▸ Instructions to follow:
Reproduce the records word for word, from the first line up to and including the line with "search-input[interactable] [11,185,161,207]".

------ Task material ------

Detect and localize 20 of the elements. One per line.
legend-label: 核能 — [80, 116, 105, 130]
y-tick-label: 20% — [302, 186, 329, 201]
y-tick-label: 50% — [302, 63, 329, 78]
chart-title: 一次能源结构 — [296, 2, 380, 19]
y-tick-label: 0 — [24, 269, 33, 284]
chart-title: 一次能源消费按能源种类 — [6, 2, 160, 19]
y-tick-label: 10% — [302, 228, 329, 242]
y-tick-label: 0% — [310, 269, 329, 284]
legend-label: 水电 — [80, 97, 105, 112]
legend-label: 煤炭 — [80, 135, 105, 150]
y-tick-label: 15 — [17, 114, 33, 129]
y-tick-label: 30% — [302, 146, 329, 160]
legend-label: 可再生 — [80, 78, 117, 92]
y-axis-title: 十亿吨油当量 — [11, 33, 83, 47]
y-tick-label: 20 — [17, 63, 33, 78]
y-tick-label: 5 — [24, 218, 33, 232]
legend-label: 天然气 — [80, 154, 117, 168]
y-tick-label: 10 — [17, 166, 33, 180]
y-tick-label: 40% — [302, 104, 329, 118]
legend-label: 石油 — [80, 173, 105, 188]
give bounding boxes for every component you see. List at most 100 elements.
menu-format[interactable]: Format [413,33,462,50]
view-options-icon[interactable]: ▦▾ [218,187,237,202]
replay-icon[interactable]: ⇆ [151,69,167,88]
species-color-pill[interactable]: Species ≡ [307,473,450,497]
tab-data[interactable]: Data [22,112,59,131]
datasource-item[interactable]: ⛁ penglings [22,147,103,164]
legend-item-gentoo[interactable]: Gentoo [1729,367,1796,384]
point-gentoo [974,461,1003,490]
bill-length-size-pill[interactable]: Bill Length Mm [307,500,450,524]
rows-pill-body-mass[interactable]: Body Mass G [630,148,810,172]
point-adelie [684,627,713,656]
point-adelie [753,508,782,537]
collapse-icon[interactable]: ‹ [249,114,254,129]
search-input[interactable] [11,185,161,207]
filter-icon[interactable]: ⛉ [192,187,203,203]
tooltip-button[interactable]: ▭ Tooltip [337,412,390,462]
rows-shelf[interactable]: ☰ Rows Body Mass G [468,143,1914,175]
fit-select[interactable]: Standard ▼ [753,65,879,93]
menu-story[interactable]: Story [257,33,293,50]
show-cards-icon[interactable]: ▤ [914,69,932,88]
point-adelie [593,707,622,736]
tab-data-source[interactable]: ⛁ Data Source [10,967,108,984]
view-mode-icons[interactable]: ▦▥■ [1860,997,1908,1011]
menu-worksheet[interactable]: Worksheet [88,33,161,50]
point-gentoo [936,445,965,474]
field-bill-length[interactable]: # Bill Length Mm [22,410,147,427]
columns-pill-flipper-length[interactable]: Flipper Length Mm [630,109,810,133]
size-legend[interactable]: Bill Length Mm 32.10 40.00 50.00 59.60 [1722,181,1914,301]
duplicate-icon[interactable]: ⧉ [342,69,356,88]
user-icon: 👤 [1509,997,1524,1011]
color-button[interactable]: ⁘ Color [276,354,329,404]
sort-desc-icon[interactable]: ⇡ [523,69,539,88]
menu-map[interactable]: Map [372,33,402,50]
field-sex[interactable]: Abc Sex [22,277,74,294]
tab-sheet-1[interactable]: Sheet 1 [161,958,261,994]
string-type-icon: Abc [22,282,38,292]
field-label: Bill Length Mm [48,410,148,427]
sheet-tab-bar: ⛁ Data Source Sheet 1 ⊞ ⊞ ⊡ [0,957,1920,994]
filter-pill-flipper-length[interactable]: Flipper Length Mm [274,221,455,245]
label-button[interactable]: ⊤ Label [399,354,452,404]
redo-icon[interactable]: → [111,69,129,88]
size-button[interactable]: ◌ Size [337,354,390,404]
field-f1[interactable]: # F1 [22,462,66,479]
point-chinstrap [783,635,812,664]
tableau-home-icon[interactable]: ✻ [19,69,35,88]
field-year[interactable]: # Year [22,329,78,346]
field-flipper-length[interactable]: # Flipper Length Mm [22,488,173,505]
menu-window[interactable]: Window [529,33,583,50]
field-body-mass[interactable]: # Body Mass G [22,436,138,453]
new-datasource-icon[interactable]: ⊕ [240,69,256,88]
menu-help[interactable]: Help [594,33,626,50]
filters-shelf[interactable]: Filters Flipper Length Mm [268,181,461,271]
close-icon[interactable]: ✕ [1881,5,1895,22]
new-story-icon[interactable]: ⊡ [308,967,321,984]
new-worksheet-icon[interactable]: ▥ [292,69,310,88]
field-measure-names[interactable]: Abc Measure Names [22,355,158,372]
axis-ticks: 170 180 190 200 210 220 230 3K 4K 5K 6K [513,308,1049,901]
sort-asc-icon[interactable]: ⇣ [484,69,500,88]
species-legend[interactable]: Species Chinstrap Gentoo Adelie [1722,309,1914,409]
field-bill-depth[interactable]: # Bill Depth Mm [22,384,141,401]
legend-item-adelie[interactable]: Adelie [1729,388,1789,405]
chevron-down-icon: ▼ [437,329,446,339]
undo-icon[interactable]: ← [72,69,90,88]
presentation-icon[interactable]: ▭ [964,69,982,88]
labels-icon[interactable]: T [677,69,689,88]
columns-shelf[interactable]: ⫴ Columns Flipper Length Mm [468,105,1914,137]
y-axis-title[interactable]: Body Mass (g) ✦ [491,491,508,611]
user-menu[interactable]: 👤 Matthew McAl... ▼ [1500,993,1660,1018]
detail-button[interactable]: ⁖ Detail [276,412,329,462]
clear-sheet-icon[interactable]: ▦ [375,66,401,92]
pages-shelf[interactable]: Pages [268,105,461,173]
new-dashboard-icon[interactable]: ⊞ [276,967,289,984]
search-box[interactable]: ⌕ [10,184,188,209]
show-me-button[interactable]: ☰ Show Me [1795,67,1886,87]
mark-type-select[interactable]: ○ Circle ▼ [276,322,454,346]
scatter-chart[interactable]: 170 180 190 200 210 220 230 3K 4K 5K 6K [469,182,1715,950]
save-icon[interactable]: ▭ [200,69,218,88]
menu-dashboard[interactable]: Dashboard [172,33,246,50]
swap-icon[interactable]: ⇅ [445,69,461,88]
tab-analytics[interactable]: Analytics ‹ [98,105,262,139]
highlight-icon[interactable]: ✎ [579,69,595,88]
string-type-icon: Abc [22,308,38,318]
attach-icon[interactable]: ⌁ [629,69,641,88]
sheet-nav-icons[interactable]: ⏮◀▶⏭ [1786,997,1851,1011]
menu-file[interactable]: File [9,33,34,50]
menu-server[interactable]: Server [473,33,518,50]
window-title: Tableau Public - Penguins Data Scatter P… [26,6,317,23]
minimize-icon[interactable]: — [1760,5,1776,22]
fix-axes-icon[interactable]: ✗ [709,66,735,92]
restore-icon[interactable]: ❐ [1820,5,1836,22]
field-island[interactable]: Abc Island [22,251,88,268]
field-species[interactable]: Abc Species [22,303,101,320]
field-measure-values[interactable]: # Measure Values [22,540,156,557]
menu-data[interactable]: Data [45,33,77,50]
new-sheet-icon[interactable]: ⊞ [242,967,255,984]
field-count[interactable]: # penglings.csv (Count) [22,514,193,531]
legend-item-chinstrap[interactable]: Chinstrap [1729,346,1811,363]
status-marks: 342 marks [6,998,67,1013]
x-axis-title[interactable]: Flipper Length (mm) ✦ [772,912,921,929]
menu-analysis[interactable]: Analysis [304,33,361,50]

------

▸ Result below:
Detect and localize 20 of the elements. One per line.
legend-label: 核能 — [80, 116, 105, 130]
y-tick-label: 20% — [302, 186, 329, 201]
y-tick-label: 50% — [302, 63, 329, 78]
chart-title: 一次能源结构 — [296, 2, 380, 19]
y-tick-label: 0 — [24, 269, 33, 284]
chart-title: 一次能源消费按能源种类 — [6, 2, 160, 19]
y-tick-label: 10% — [302, 228, 329, 242]
y-tick-label: 0% — [310, 269, 329, 284]
legend-label: 水电 — [80, 97, 105, 112]
legend-label: 煤炭 — [80, 135, 105, 150]
y-tick-label: 15 — [17, 114, 33, 129]
y-tick-label: 30% — [302, 146, 329, 160]
legend-label: 可再生 — [80, 78, 117, 92]
y-axis-title: 十亿吨油当量 — [11, 33, 83, 47]
y-tick-label: 20 — [17, 63, 33, 78]
y-tick-label: 5 — [24, 218, 33, 232]
legend-label: 天然气 — [80, 154, 117, 168]
y-tick-label: 10 — [17, 166, 33, 180]
y-tick-label: 40% — [302, 104, 329, 118]
legend-label: 石油 — [80, 173, 105, 188]
give bounding boxes for every component you see. List at most 100 elements.
menu-format[interactable]: Format [413,33,462,50]
view-options-icon[interactable]: ▦▾ [218,187,237,202]
replay-icon[interactable]: ⇆ [151,69,167,88]
species-color-pill[interactable]: Species ≡ [307,473,450,497]
tab-data[interactable]: Data [22,112,59,131]
datasource-item[interactable]: ⛁ penglings [22,147,103,164]
legend-item-gentoo[interactable]: Gentoo [1729,367,1796,384]
point-gentoo [974,461,1003,490]
bill-length-size-pill[interactable]: Bill Length Mm [307,500,450,524]
rows-pill-body-mass[interactable]: Body Mass G [630,148,810,172]
point-adelie [684,627,713,656]
point-adelie [753,508,782,537]
collapse-icon[interactable]: ‹ [249,114,254,129]
search-input[interactable] [11,185,161,207]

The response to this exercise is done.